**TASK DESCRIPTION**: List all the lines in these records that hold "your".

**PROVIDED DATA**:

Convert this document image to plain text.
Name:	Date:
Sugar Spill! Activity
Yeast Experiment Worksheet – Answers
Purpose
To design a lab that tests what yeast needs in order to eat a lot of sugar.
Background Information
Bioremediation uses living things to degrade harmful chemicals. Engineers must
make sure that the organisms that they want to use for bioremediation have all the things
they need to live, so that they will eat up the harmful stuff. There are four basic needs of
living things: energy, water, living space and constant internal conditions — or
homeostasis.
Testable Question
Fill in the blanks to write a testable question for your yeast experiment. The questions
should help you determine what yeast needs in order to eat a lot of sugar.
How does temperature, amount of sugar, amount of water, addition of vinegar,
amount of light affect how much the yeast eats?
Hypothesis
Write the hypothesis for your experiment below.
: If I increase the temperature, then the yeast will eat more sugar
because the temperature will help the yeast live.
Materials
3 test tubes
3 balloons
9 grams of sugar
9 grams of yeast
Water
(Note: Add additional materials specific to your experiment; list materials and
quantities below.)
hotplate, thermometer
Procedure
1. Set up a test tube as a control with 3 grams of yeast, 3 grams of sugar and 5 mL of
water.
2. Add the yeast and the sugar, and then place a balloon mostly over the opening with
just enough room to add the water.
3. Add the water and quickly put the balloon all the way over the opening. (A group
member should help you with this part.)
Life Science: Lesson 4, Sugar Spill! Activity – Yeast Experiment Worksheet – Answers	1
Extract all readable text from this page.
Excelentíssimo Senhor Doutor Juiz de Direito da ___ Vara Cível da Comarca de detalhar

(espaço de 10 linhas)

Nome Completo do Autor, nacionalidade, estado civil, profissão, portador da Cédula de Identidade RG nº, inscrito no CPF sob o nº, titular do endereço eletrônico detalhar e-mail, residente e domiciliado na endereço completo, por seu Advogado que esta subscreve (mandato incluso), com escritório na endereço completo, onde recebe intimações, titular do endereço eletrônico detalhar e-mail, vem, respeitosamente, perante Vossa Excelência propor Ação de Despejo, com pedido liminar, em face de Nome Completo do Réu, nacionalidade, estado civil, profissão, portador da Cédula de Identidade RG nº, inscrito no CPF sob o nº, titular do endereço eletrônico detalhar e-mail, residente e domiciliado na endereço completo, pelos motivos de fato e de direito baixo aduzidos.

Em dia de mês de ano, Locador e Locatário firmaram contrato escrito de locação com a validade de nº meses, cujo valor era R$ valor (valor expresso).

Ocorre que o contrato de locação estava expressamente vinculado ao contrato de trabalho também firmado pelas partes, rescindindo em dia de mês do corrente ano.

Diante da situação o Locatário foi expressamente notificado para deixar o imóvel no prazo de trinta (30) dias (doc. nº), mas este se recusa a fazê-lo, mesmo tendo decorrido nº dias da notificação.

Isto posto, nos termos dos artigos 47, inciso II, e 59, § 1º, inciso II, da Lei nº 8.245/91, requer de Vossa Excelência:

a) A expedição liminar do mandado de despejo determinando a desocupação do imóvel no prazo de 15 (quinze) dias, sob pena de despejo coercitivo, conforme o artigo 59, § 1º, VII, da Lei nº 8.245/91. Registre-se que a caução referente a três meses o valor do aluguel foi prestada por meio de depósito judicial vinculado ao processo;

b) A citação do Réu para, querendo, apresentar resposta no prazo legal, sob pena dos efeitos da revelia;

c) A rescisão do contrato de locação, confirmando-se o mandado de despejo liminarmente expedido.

**FULL OUTPUT**:
Fill in the blanks to write a testable question for your yeast experiment. The questions
Write the hypothesis for your experiment below.
(Note: Add additional materials specific to your experiment; list materials and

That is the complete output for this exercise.